— start of INFORMATION SUPPLIED —
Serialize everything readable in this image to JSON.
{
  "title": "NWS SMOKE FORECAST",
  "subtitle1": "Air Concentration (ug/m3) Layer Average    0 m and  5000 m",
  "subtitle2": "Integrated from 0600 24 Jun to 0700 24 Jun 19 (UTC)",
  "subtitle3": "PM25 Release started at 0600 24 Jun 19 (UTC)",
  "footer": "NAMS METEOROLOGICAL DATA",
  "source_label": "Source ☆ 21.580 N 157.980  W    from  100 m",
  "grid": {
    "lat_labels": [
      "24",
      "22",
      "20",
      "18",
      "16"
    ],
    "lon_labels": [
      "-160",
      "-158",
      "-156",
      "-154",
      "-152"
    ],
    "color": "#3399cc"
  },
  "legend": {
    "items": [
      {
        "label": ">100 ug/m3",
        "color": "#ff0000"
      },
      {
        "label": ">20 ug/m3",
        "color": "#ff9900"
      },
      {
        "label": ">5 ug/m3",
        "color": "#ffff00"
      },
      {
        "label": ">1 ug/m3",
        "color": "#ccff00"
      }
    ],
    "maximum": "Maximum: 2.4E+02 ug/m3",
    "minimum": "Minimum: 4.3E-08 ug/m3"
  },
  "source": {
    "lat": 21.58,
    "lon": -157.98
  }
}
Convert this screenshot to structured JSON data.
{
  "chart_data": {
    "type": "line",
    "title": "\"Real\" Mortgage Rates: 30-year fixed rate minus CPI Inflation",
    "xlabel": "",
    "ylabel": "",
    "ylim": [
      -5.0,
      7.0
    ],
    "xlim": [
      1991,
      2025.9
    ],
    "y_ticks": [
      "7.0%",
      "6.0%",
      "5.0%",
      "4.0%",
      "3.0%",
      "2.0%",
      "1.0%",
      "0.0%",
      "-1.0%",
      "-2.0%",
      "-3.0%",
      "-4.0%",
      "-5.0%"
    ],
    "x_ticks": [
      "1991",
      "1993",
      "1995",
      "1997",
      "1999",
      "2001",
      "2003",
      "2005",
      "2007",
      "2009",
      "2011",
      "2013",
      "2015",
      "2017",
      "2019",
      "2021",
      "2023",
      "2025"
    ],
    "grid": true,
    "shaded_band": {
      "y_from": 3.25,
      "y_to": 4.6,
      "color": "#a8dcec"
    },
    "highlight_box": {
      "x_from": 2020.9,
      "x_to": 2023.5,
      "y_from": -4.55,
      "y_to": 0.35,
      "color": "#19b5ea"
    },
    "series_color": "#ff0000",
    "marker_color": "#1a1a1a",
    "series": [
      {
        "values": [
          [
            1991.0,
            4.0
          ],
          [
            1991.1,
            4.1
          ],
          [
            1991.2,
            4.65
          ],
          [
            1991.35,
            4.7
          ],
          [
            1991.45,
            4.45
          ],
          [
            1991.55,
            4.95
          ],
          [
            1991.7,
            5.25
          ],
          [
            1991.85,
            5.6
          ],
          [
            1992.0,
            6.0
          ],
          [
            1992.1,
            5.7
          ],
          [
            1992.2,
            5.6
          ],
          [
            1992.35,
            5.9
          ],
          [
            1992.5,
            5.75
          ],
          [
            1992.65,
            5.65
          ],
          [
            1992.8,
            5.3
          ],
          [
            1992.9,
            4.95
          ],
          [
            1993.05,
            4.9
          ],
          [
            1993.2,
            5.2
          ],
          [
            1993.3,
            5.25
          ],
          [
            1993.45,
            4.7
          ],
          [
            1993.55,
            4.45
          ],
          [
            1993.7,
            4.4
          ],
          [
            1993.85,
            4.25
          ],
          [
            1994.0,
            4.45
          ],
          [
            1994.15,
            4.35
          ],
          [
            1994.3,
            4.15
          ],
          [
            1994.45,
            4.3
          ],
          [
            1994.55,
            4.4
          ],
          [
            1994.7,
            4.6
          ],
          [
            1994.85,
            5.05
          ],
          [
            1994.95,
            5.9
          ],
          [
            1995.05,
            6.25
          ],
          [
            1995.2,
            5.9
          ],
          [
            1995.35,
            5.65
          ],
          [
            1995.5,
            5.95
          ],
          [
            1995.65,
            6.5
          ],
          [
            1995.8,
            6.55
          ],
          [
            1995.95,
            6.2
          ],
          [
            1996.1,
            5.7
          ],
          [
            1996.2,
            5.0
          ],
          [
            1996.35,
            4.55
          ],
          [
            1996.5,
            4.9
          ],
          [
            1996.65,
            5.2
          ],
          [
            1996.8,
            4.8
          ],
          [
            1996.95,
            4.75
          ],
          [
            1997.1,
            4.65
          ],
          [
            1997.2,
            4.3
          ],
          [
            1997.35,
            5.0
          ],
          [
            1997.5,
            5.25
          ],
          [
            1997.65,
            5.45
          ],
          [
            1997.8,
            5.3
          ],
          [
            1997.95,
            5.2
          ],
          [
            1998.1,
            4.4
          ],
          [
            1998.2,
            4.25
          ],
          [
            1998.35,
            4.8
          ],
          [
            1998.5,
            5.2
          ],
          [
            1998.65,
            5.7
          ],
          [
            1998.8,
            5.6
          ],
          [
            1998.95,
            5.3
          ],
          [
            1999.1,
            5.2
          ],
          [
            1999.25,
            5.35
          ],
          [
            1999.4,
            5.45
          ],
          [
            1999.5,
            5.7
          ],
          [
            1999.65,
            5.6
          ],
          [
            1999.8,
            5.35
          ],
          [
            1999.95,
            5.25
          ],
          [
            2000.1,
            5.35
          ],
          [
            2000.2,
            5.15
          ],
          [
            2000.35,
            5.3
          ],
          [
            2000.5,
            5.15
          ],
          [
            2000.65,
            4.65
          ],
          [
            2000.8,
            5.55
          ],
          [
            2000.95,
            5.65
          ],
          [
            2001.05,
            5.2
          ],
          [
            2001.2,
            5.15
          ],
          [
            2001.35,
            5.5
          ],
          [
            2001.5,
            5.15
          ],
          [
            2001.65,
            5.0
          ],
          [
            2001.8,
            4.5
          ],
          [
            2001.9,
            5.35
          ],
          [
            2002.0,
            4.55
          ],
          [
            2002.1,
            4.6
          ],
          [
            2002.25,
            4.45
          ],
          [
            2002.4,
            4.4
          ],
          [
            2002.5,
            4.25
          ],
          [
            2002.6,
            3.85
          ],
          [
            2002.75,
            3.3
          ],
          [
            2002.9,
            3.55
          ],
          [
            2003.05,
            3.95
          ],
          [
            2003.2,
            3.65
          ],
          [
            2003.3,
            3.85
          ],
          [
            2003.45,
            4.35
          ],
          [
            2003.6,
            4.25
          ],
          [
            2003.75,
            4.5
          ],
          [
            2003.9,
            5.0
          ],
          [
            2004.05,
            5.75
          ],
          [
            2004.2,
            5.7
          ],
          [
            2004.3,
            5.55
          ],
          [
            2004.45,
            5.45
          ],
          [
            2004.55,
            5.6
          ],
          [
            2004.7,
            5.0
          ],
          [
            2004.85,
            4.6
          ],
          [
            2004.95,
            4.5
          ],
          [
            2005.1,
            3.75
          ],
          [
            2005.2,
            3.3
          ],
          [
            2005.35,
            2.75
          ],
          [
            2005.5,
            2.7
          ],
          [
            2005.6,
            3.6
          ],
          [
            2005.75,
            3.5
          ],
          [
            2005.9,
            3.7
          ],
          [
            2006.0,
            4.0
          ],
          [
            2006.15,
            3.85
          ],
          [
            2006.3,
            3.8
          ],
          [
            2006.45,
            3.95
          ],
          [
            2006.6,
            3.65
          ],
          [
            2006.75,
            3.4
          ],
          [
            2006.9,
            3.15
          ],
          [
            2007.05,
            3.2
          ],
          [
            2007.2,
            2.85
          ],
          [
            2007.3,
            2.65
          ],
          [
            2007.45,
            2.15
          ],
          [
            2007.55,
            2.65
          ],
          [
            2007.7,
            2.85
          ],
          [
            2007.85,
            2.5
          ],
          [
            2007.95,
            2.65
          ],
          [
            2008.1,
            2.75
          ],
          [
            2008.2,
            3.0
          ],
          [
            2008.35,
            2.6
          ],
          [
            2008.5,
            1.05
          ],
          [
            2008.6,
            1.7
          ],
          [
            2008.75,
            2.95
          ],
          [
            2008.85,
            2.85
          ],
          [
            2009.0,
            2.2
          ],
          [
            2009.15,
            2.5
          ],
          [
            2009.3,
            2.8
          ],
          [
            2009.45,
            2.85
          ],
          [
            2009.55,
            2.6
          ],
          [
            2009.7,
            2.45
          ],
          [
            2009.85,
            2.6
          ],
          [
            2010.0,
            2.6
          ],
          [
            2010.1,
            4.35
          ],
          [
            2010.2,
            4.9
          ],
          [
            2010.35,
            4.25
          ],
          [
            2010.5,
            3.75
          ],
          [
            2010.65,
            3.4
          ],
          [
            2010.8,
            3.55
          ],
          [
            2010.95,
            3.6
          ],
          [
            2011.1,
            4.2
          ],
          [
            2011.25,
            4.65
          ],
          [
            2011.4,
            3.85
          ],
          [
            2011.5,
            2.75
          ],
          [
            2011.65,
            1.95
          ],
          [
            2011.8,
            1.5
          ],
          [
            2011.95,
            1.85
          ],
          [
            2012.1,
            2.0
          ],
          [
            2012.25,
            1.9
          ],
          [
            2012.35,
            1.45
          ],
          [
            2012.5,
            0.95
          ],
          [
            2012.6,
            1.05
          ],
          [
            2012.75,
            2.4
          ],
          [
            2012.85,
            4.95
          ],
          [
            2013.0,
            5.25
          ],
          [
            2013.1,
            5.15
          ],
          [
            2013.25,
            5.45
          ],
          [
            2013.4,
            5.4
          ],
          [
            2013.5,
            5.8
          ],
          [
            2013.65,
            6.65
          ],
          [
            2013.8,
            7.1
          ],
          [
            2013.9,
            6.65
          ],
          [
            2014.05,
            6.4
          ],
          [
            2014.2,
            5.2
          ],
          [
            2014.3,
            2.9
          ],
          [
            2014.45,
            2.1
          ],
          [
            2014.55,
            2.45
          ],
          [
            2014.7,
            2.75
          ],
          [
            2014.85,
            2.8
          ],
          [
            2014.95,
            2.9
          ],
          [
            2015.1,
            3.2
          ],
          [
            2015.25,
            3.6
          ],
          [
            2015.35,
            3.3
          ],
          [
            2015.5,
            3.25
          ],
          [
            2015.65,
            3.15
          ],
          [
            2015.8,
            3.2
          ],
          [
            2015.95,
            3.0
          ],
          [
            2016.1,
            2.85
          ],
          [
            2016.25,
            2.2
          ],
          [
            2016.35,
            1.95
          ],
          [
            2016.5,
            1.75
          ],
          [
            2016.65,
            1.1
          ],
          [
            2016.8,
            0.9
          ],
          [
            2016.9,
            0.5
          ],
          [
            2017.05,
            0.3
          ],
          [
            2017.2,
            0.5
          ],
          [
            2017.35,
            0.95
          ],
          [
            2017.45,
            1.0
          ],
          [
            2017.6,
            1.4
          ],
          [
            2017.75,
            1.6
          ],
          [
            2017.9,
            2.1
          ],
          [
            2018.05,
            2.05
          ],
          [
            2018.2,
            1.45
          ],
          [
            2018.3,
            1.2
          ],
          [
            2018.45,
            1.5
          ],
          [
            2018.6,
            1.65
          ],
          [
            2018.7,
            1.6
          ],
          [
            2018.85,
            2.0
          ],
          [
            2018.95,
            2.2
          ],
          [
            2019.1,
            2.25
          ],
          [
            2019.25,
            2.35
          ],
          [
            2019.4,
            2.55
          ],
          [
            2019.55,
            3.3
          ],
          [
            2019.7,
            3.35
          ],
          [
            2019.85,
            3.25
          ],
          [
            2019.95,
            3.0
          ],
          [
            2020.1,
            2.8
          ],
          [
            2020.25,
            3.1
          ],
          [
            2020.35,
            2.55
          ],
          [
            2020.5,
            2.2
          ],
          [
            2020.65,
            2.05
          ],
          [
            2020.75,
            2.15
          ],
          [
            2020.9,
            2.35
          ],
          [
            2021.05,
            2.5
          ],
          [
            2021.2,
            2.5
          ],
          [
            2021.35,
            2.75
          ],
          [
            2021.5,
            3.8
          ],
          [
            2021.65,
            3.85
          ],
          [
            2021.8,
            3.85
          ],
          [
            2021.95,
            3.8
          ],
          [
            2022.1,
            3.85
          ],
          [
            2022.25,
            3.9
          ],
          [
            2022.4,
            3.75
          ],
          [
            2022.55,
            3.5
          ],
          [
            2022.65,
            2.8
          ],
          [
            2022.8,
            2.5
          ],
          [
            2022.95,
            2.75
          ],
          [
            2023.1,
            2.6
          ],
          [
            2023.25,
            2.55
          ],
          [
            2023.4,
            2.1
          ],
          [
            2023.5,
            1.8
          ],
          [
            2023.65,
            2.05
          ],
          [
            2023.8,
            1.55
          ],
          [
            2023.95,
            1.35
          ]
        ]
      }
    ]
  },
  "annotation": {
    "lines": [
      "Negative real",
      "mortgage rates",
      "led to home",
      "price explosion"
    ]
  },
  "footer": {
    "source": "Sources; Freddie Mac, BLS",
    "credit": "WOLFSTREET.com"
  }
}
— end of INFORMATION SUPPLIED —
EXERCISE GOAL
Pull every line containing "footer" from the data.

ANSWER TO THIS EXERCISE
  "footer": "NAMS METEOROLOGICAL DATA",
  "footer": {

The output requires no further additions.